Фрагмент:
##############################
Утверждение гражданской собственности будет означать действительное разрешение проблемы отчуждения, над которой бились Гегель и Маркс, поскольку неотчуждаемая гражданская собственность — это реальная гуманизация отношений собственности, действительное преодоление отчуждения от собственности в интересах каждого индивида. Такая собственность преобразует тоталитарное сообщество “всех вместе” в гражданское общество экономически и юридически свободных и независимых индивидов и создаст необходимые условия для господства права в общественной и политической жизни.
Право на гражданскую собственность — это не просто обычное формальное право, абстрактная правоспособность индивида (в духе буржуазного права) иметь (или не иметь) собственность на средства производства, а уже приобретенное, наличное и неотчуждаемое субъективное право на реальную собственность. Таким образом, цивилитарное право — это новое, послебуржуазное и постсоциалистическое право- образование. Оно сохраняет принцип любого (в том числе и буржуазного) права, т. е. принцип формального равенства, и вместе с тем содержательно дополняет и обогащает его качественно новым моментом — равным правом каждого на одинаковый для всех минимум собственности.
Подобно тому как гражданская собственность — это настоящая, юридически индивидуализированная собственность на средства производства, но уже не буржуазная частная собственность, так и право на гражданскую собственность — настоящее право, но уже не буржуазное право. Цивилитарное право, таким образом, по своему содержанию и уровню развитости стоит выше предшествующих типов права и, следовательно, в правовой форме воплощает большую меру свободы людей и выражает более высокую ступень в историческом прогрессе свободы в человеческих отношениях.
##############################
Сохранённые объекты из коллекции
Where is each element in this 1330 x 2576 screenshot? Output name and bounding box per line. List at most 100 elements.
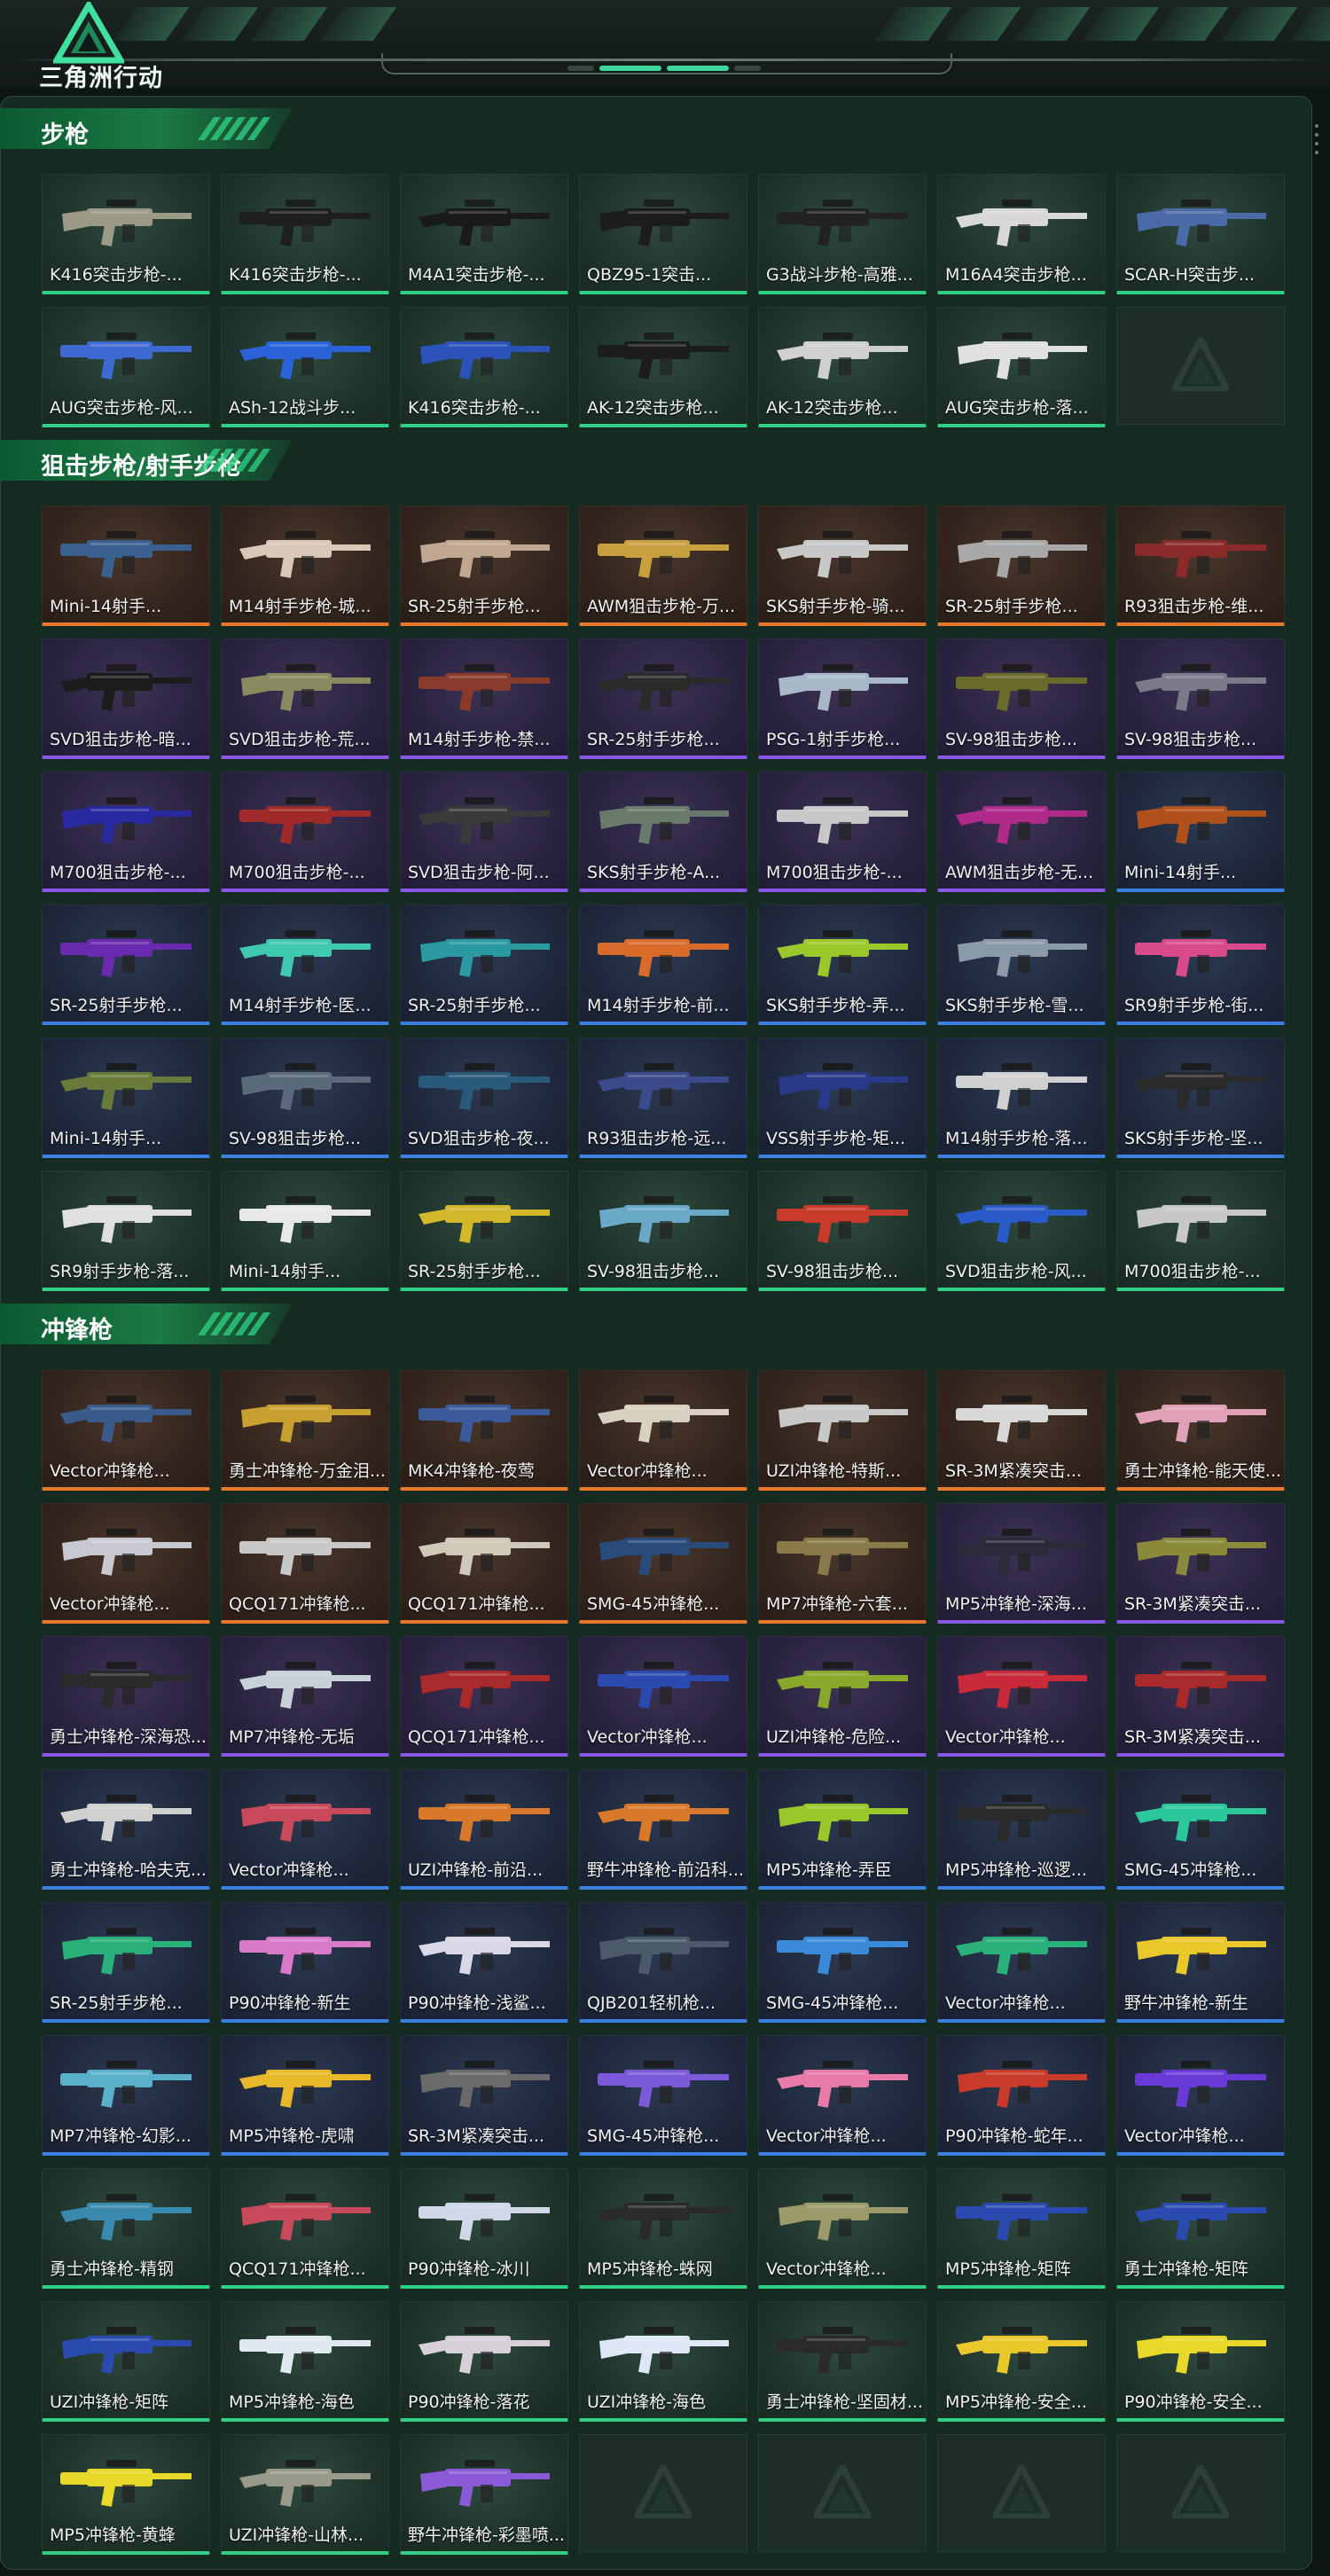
weapon-skin-card[interactable]: 野牛冲锋枪-前沿科... <box>579 1769 747 1890</box>
weapon-skin-card[interactable]: SR-25射手步枪... <box>579 638 747 759</box>
weapon-skin-card[interactable]: UZI冲锋枪-矩阵 <box>42 2301 210 2422</box>
weapon-skin-card[interactable]: Mini-14射手... <box>221 1171 389 1291</box>
weapon-skin-card[interactable]: Mini-14射手... <box>42 1037 210 1158</box>
weapon-skin-card[interactable]: M16A4突击步枪... <box>937 174 1106 294</box>
weapon-skin-card[interactable]: Mini-14射手... <box>42 505 210 626</box>
weapon-skin-card[interactable]: Vector冲锋枪... <box>758 2168 927 2289</box>
weapon-skin-card[interactable]: MP5冲锋枪-弄臣 <box>758 1769 927 1890</box>
weapon-skin-card[interactable]: SV-98狙击步枪... <box>221 1037 389 1158</box>
weapon-skin-card[interactable]: 勇士冲锋枪-深海恐... <box>42 1636 210 1757</box>
weapon-skin-card[interactable]: SR-25射手步枪... <box>937 505 1106 626</box>
weapon-skin-card[interactable]: SR-3M紧凑突击... <box>1116 1636 1285 1757</box>
weapon-skin-card[interactable]: QCQ171冲锋枪... <box>221 2168 389 2289</box>
weapon-skin-card[interactable]: SMG-45冲锋枪... <box>579 2035 747 2156</box>
weapon-skin-card[interactable]: SKS射手步枪-弄... <box>758 904 927 1025</box>
weapon-skin-card[interactable]: VSS射手步枪-矩... <box>758 1037 927 1158</box>
weapon-skin-card[interactable]: Mini-14射手... <box>1116 771 1285 892</box>
weapon-skin-card[interactable]: SV-98狙击步枪... <box>1116 638 1285 759</box>
weapon-skin-card[interactable]: SV-98狙击步枪... <box>937 638 1106 759</box>
weapon-skin-card[interactable]: SV-98狙击步枪... <box>579 1171 747 1291</box>
weapon-skin-card[interactable]: SVD狙击步枪-荒... <box>221 638 389 759</box>
weapon-skin-card[interactable]: Vector冲锋枪... <box>937 1902 1106 2023</box>
weapon-skin-card[interactable]: P90冲锋枪-落花 <box>400 2301 568 2422</box>
weapon-skin-card[interactable]: AWM狙击步枪-万... <box>579 505 747 626</box>
weapon-skin-card[interactable]: SR-25射手步枪... <box>42 904 210 1025</box>
weapon-skin-card[interactable]: M14射手步枪-前... <box>579 904 747 1025</box>
weapon-skin-card[interactable]: M700狙击步枪-... <box>42 771 210 892</box>
weapon-skin-card[interactable]: SKS射手步枪-雪... <box>937 904 1106 1025</box>
weapon-skin-card[interactable]: SCAR-H突击步... <box>1116 174 1285 294</box>
weapon-skin-card[interactable]: Vector冲锋枪... <box>579 1370 747 1491</box>
weapon-skin-card[interactable]: SMG-45冲锋枪... <box>579 1503 747 1624</box>
weapon-skin-card[interactable]: QJB201轻机枪... <box>579 1902 747 2023</box>
weapon-skin-card[interactable]: Vector冲锋枪... <box>221 1769 389 1890</box>
weapon-skin-card[interactable]: SR9射手步枪-街... <box>1116 904 1285 1025</box>
weapon-skin-card[interactable]: M14射手步枪-城... <box>221 505 389 626</box>
weapon-skin-card[interactable]: SVD狙击步枪-风... <box>937 1171 1106 1291</box>
weapon-skin-card[interactable]: G3战斗步枪-高雅... <box>758 174 927 294</box>
weapon-skin-card[interactable]: Vector冲锋枪... <box>579 1636 747 1757</box>
weapon-skin-card[interactable]: UZI冲锋枪-特斯... <box>758 1370 927 1491</box>
weapon-skin-card[interactable]: 勇士冲锋枪-万金泪... <box>221 1370 389 1491</box>
weapon-skin-card[interactable]: Vector冲锋枪... <box>42 1503 210 1624</box>
weapon-skin-card[interactable]: P90冲锋枪-新生 <box>221 1902 389 2023</box>
weapon-skin-card[interactable]: 勇士冲锋枪-坚固材... <box>758 2301 927 2422</box>
weapon-skin-card[interactable]: MP7冲锋枪-无垢 <box>221 1636 389 1757</box>
weapon-skin-card[interactable]: AK-12突击步枪... <box>758 307 927 427</box>
weapon-skin-card[interactable]: M4A1突击步枪-... <box>400 174 568 294</box>
scrollbar-dots[interactable] <box>1315 124 1318 154</box>
weapon-skin-card[interactable]: Vector冲锋枪... <box>758 2035 927 2156</box>
weapon-skin-card[interactable]: QCQ171冲锋枪... <box>400 1503 568 1624</box>
weapon-skin-card[interactable]: ASh-12战斗步... <box>221 307 389 427</box>
weapon-skin-card[interactable]: M700狙击步枪-... <box>1116 1171 1285 1291</box>
weapon-skin-card[interactable]: SVD狙击步枪-暗... <box>42 638 210 759</box>
weapon-skin-card[interactable]: SVD狙击步枪-阿... <box>400 771 568 892</box>
weapon-skin-card[interactable]: 勇士冲锋枪-能天使... <box>1116 1370 1285 1491</box>
weapon-skin-card[interactable]: SVD狙击步枪-夜... <box>400 1037 568 1158</box>
weapon-skin-card[interactable]: QCQ171冲锋枪... <box>221 1503 389 1624</box>
weapon-skin-card[interactable]: SKS射手步枪-坚... <box>1116 1037 1285 1158</box>
weapon-skin-card[interactable]: QBZ95-1突击... <box>579 174 747 294</box>
weapon-skin-card[interactable]: SR-25射手步枪... <box>400 1171 568 1291</box>
weapon-skin-card[interactable]: Vector冲锋枪... <box>937 1636 1106 1757</box>
weapon-skin-card[interactable]: P90冲锋枪-蛇年... <box>937 2035 1106 2156</box>
weapon-skin-card[interactable]: SR9射手步枪-落... <box>42 1171 210 1291</box>
weapon-skin-card[interactable]: UZI冲锋枪-海色 <box>579 2301 747 2422</box>
weapon-skin-card[interactable]: MP5冲锋枪-虎啸 <box>221 2035 389 2156</box>
weapon-skin-card[interactable]: SR-3M紧凑突击... <box>1116 1503 1285 1624</box>
weapon-skin-card[interactable]: MP5冲锋枪-蛛网 <box>579 2168 747 2289</box>
weapon-skin-card[interactable]: SR-3M紧凑突击... <box>400 2035 568 2156</box>
weapon-skin-card[interactable]: SV-98狙击步枪... <box>758 1171 927 1291</box>
weapon-skin-card[interactable]: UZI冲锋枪-危险... <box>758 1636 927 1757</box>
weapon-skin-card[interactable]: M14射手步枪-落... <box>937 1037 1106 1158</box>
weapon-skin-card[interactable]: MP7冲锋枪-幻影... <box>42 2035 210 2156</box>
weapon-skin-card[interactable]: M700狙击步枪-... <box>221 771 389 892</box>
weapon-skin-card[interactable]: 勇士冲锋枪-精钢 <box>42 2168 210 2289</box>
weapon-skin-card[interactable]: MP5冲锋枪-巡逻... <box>937 1769 1106 1890</box>
weapon-skin-card[interactable]: SR-25射手步枪... <box>400 904 568 1025</box>
weapon-skin-card[interactable]: MP5冲锋枪-安全... <box>937 2301 1106 2422</box>
weapon-skin-card[interactable]: AUG突击步枪-落... <box>937 307 1106 427</box>
weapon-skin-card[interactable]: 勇士冲锋枪-矩阵 <box>1116 2168 1285 2289</box>
weapon-skin-card[interactable]: M700狙击步枪-... <box>758 771 927 892</box>
weapon-skin-card[interactable]: UZI冲锋枪-前沿... <box>400 1769 568 1890</box>
weapon-skin-card[interactable]: SR-25射手步枪... <box>42 1902 210 2023</box>
weapon-skin-card[interactable]: K416突击步枪-... <box>42 174 210 294</box>
weapon-skin-card[interactable]: SR-25射手步枪... <box>400 505 568 626</box>
weapon-skin-card[interactable]: MP7冲锋枪-六套... <box>758 1503 927 1624</box>
weapon-skin-card[interactable]: AUG突击步枪-风... <box>42 307 210 427</box>
weapon-skin-card[interactable]: R93狙击步枪-维... <box>1116 505 1285 626</box>
weapon-skin-card[interactable]: MP5冲锋枪-黄蜂 <box>42 2434 210 2555</box>
weapon-skin-card[interactable]: UZI冲锋枪-山林... <box>221 2434 389 2555</box>
weapon-skin-card[interactable]: K416突击步枪-... <box>400 307 568 427</box>
weapon-skin-card[interactable]: P90冲锋枪-冰川 <box>400 2168 568 2289</box>
weapon-skin-card[interactable]: MK4冲锋枪-夜莺 <box>400 1370 568 1491</box>
weapon-skin-card[interactable]: Vector冲锋枪... <box>42 1370 210 1491</box>
weapon-skin-card[interactable]: K416突击步枪-... <box>221 174 389 294</box>
weapon-skin-card[interactable]: M14射手步枪-禁... <box>400 638 568 759</box>
weapon-skin-card[interactable]: 野牛冲锋枪-彩墨喷... <box>400 2434 568 2555</box>
weapon-skin-card[interactable]: MP5冲锋枪-深海... <box>937 1503 1106 1624</box>
weapon-skin-card[interactable]: PSG-1射手步枪... <box>758 638 927 759</box>
weapon-skin-card[interactable]: Vector冲锋枪... <box>1116 2035 1285 2156</box>
weapon-skin-card[interactable]: P90冲锋枪-浅鲨... <box>400 1902 568 2023</box>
##############################
Задание: Замените «историческом прогрессе» на «историческом развитии» и приведите отрывок о гражданской собственности от слов «Подобно тому как» до слов «в человеческих отношениях.» включительно. Сохранённые объекты здесь никак не используются.

Ответ:
Подобно тому как гражданская собственность — это настоящая, юридически индивидуализированная собственность на средства производства, но уже не буржуазная частная собственность, так и право на гражданскую собственность — настоящее право, но уже не буржуазное право. Цивилитарное право, таким образом, по своему содержанию и уровню развитости стоит выше предшествующих типов права и, следовательно, в правовой форме воплощает большую меру свободы людей и выражает более высокую ступень в историческом развитии свободы в человеческих отношениях.